● **WORK REQUIRED**
Scan each line of the records for the word "online" and extract the ones that have it.
== EXTRACTED MATERIAL
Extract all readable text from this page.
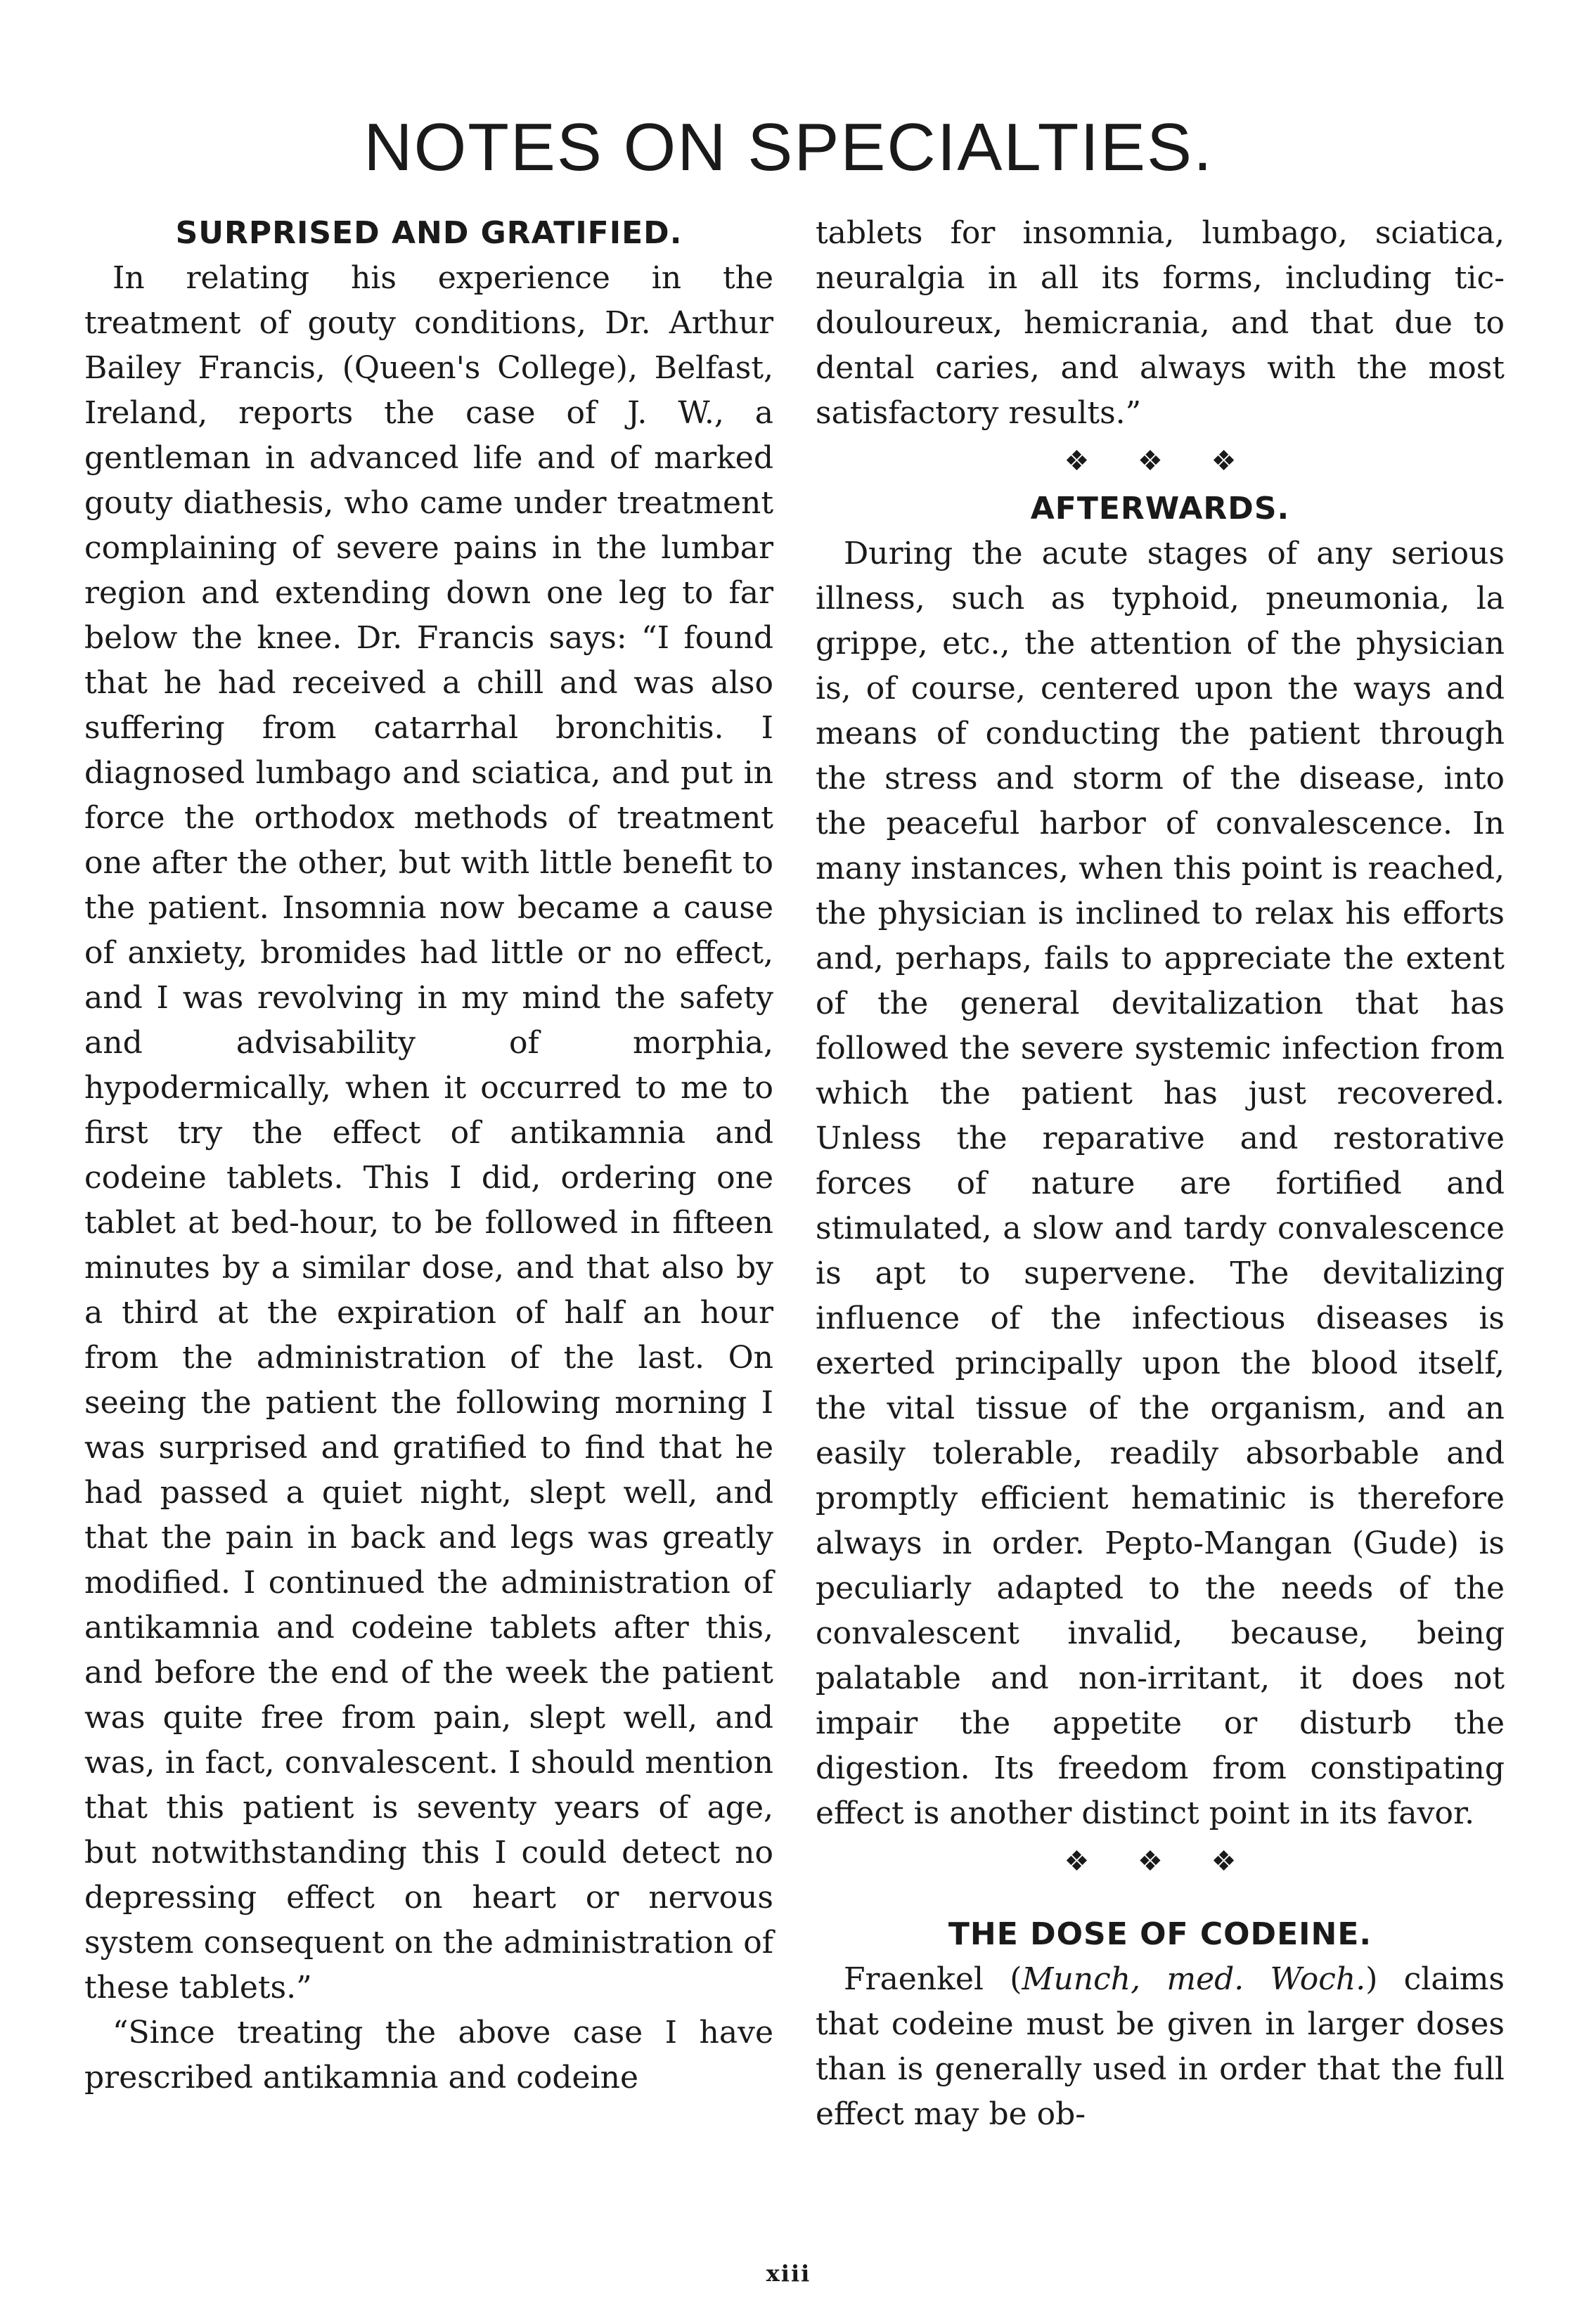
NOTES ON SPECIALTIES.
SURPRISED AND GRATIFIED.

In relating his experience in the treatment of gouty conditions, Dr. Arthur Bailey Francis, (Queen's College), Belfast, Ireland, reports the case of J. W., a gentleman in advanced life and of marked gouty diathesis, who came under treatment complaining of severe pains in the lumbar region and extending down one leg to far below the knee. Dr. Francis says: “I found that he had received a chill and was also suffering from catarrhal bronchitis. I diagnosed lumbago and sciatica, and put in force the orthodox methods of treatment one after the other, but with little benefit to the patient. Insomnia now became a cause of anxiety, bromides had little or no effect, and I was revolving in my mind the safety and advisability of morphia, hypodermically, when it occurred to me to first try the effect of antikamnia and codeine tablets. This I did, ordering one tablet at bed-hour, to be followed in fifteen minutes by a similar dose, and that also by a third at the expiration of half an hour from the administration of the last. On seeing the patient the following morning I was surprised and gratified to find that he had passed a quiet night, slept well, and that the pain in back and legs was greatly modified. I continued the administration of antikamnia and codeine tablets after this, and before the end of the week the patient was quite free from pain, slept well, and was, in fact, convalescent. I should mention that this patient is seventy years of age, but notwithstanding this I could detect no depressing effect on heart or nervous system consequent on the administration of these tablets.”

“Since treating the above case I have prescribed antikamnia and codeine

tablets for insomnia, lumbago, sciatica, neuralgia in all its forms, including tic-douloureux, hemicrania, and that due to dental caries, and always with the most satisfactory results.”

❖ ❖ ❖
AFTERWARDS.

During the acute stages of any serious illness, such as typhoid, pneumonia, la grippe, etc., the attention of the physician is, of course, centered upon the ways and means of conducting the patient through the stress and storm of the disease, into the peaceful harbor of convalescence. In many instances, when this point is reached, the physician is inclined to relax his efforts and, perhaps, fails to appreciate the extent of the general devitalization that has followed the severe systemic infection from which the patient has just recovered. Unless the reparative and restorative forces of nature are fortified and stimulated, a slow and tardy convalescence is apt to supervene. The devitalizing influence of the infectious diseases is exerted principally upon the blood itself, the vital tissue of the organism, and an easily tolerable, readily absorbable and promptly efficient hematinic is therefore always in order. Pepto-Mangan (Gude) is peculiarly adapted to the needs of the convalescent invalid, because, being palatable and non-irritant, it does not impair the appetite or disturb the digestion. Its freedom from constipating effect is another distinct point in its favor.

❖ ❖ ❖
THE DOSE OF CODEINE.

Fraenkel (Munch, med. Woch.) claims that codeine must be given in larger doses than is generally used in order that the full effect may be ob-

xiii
====
== EXTRACTED MATERIAL
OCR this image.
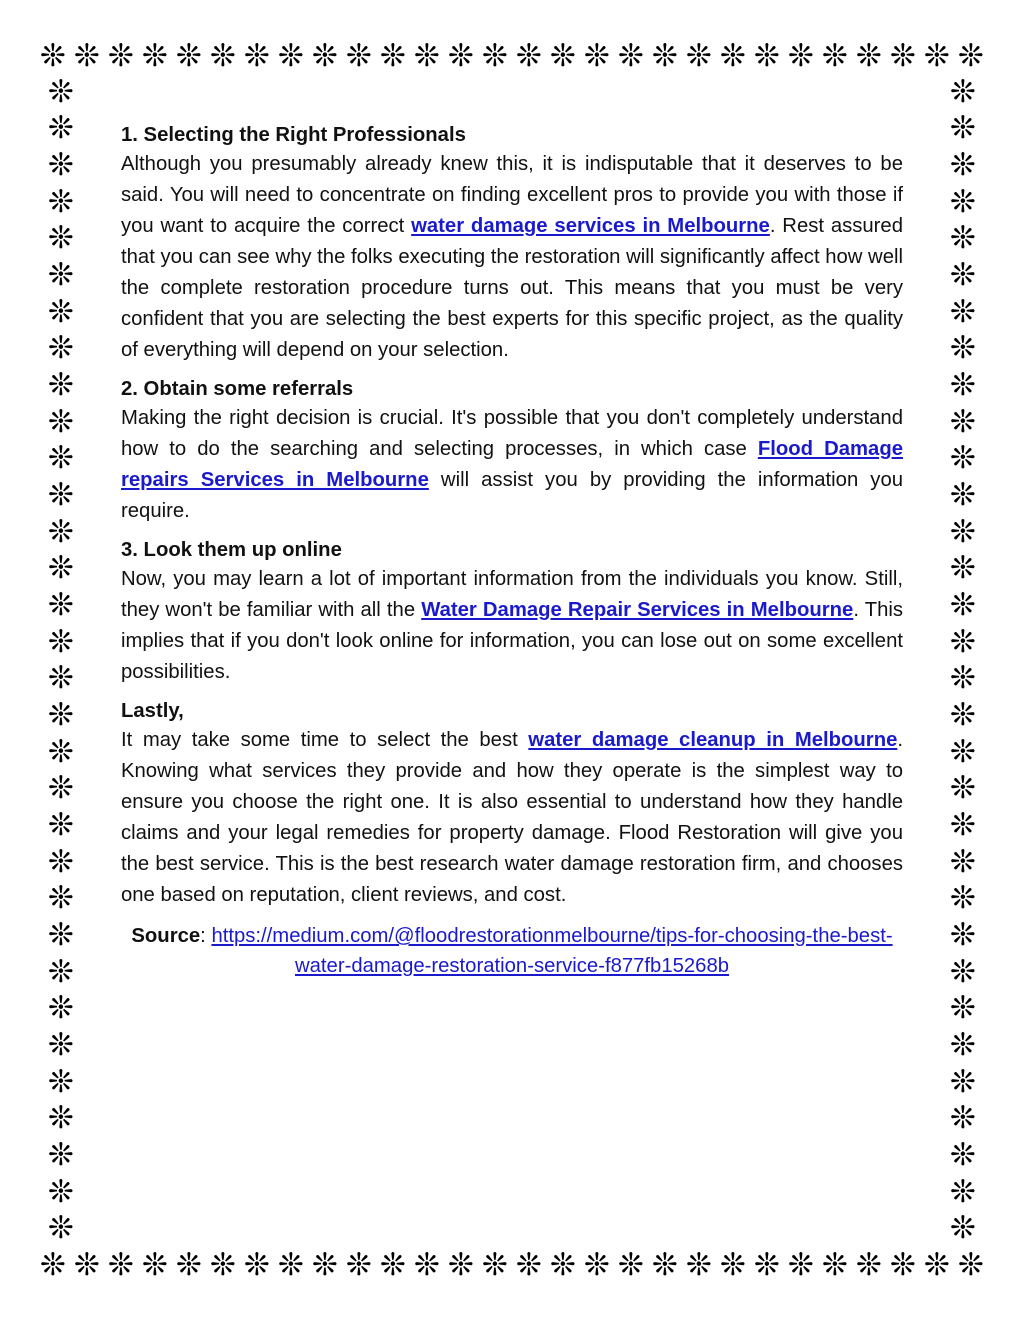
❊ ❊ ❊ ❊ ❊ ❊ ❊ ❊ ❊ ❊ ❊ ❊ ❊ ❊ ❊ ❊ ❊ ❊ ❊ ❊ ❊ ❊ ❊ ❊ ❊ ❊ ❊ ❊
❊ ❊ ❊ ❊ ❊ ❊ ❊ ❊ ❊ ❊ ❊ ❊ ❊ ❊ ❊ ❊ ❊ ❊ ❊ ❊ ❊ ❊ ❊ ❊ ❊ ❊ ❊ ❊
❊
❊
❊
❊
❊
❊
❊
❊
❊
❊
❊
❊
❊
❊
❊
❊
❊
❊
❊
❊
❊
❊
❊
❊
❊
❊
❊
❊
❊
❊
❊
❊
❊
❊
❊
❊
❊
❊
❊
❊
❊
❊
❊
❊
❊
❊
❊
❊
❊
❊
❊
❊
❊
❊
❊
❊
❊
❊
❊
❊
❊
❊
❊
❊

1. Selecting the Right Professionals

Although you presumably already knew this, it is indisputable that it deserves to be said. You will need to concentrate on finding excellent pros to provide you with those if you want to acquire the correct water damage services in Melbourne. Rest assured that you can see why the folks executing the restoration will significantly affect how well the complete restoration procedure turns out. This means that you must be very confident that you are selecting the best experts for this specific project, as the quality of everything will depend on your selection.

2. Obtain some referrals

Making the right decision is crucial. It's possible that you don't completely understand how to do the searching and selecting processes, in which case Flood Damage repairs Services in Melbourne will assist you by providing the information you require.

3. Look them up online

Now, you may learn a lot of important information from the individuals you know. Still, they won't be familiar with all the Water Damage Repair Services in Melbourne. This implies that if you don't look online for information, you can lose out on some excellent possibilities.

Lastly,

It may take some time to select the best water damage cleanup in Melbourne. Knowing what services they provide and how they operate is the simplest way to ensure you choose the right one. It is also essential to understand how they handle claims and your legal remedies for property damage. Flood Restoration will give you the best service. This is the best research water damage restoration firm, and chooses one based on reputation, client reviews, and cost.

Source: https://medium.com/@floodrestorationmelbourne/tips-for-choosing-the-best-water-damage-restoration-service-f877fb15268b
====
● **TASK RESULT**
3. Look them up online
Now, you may learn a lot of important information from the individuals you know. Still, they won't be familiar with all the Water Damage Repair Services in Melbourne. This implies that if you don't look online for information, you can lose out on some excellent possibilities.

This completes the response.